* **ЗАДАНИЕ**: Перепишите слово в слово строки ниже: от самой первой до строки с «group-bracket [340,362,416,363]», включая обе.

* **ИСХОДНЫЕ СТРОКИ**:

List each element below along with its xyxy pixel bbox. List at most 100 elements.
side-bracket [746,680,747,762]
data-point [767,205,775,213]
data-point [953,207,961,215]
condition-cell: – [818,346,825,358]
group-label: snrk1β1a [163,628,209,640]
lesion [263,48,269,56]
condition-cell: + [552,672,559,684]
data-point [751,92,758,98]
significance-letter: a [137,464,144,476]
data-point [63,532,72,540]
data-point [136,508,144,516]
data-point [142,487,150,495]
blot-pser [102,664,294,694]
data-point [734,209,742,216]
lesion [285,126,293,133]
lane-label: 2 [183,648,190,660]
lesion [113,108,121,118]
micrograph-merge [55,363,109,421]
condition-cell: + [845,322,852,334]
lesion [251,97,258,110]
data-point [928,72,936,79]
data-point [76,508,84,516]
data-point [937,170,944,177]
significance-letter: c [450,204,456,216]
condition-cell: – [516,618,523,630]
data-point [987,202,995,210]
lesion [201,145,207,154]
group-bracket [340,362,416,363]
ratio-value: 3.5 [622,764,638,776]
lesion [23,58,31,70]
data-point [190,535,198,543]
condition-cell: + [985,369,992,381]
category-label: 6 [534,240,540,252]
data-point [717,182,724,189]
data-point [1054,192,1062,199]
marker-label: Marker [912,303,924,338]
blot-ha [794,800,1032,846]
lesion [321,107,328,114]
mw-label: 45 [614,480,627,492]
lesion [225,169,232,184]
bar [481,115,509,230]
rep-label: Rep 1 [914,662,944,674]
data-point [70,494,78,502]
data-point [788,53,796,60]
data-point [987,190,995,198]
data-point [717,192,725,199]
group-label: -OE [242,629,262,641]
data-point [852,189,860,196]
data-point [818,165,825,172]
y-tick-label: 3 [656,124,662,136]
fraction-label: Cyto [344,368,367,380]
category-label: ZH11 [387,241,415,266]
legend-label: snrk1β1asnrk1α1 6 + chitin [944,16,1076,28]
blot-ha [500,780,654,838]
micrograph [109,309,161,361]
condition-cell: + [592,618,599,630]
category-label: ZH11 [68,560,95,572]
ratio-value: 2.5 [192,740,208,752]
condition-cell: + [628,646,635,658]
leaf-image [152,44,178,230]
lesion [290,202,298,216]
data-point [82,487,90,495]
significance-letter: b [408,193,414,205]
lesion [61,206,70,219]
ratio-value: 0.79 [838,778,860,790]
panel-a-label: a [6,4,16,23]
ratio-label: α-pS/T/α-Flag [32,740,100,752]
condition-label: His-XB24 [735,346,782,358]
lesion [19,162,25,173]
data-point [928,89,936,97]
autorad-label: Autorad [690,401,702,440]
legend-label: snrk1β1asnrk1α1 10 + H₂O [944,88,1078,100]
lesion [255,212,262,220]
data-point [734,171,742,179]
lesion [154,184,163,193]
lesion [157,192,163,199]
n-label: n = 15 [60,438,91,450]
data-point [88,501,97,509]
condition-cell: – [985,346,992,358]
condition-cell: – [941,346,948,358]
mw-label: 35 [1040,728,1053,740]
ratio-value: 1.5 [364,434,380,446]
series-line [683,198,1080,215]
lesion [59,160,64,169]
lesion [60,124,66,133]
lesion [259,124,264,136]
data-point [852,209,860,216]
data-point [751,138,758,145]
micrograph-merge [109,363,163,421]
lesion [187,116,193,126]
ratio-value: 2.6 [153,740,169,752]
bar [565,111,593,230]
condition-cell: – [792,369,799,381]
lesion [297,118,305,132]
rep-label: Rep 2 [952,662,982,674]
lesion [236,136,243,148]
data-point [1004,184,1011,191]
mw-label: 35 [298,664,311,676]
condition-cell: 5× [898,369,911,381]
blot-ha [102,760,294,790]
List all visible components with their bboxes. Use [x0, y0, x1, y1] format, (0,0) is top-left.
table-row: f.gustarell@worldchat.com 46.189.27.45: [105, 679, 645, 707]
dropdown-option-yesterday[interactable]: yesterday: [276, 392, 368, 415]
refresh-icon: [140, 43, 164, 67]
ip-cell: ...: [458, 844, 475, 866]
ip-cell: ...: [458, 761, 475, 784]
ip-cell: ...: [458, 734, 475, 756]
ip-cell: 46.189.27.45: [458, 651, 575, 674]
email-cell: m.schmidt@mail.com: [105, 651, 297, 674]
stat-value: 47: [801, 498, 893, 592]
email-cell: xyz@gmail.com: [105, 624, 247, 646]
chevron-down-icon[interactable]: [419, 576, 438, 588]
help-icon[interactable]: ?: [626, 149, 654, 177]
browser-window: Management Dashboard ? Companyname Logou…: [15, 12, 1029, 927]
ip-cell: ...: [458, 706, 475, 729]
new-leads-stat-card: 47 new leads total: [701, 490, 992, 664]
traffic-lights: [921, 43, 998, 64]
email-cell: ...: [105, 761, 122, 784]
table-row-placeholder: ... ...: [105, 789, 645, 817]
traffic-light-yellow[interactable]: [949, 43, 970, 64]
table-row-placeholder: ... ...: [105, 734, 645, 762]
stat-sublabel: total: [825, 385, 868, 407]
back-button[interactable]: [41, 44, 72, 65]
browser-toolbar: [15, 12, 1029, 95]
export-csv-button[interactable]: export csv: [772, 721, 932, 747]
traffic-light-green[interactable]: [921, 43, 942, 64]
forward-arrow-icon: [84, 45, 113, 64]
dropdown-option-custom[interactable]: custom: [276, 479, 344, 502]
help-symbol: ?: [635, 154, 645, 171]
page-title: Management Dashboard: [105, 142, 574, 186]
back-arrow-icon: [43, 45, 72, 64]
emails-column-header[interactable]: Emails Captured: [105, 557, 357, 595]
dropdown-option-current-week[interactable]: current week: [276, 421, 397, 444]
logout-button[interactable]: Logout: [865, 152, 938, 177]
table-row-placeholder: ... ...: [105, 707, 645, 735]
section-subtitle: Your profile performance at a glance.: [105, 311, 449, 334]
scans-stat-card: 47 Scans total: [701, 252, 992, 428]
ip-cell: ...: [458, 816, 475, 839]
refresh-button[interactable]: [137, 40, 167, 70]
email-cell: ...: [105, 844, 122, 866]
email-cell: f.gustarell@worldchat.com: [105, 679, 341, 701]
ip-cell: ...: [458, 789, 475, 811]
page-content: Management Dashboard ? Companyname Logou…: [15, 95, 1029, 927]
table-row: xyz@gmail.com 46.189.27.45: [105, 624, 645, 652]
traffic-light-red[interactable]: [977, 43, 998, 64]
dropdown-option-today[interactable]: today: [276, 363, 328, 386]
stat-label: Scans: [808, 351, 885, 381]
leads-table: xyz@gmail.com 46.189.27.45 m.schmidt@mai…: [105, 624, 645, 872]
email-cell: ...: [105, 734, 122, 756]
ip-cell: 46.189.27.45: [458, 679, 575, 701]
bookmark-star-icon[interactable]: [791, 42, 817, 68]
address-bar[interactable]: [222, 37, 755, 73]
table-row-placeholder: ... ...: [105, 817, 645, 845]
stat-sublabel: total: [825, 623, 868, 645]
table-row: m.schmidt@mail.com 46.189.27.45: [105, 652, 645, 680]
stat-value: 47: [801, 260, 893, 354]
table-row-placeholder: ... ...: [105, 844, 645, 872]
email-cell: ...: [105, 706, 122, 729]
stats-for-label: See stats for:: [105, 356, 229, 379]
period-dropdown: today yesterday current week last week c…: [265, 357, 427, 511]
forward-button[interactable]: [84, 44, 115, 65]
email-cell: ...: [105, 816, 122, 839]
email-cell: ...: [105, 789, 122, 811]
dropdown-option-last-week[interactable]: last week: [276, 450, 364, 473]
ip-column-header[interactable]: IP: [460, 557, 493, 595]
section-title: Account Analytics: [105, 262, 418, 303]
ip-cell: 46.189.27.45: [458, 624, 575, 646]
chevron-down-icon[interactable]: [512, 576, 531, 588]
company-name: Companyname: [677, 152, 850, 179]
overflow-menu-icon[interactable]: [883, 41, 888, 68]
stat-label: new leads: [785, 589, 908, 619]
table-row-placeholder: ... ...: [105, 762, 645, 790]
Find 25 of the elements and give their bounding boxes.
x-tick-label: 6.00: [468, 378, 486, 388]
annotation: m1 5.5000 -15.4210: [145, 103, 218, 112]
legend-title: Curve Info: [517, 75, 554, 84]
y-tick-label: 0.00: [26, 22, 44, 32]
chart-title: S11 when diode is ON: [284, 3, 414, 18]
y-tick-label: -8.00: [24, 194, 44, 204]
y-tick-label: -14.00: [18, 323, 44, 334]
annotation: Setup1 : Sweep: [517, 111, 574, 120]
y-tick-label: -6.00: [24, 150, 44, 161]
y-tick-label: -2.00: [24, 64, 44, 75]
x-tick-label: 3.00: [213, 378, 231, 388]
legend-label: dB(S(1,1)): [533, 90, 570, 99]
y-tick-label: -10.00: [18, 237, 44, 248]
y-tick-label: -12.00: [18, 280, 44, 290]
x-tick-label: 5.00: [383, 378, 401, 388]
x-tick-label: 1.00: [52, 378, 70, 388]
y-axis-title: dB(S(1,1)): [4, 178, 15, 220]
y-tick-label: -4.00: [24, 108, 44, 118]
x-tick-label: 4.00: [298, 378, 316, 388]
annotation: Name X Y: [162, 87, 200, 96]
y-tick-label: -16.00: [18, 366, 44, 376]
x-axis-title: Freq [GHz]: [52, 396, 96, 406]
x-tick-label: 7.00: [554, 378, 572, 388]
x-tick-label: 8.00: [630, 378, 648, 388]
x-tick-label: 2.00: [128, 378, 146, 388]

* **ПОЛНЫЙ ОТВЕТ**:
List each element below along with its xyxy pixel bbox. List at most 100 elements.
side-bracket [746,680,747,762]
data-point [767,205,775,213]
data-point [953,207,961,215]
condition-cell: – [818,346,825,358]
group-label: snrk1β1a [163,628,209,640]
lesion [263,48,269,56]
condition-cell: + [552,672,559,684]
data-point [751,92,758,98]
significance-letter: a [137,464,144,476]
data-point [63,532,72,540]
data-point [136,508,144,516]
data-point [142,487,150,495]
blot-pser [102,664,294,694]
data-point [734,209,742,216]
lesion [285,126,293,133]
lane-label: 2 [183,648,190,660]
lesion [113,108,121,118]
micrograph-merge [55,363,109,421]
condition-cell: + [845,322,852,334]
lesion [251,97,258,110]
data-point [928,72,936,79]
data-point [76,508,84,516]
data-point [937,170,944,177]
significance-letter: c [450,204,456,216]
condition-cell: – [516,618,523,630]
data-point [987,202,995,210]
lesion [201,145,207,154]
group-bracket [340,362,416,363]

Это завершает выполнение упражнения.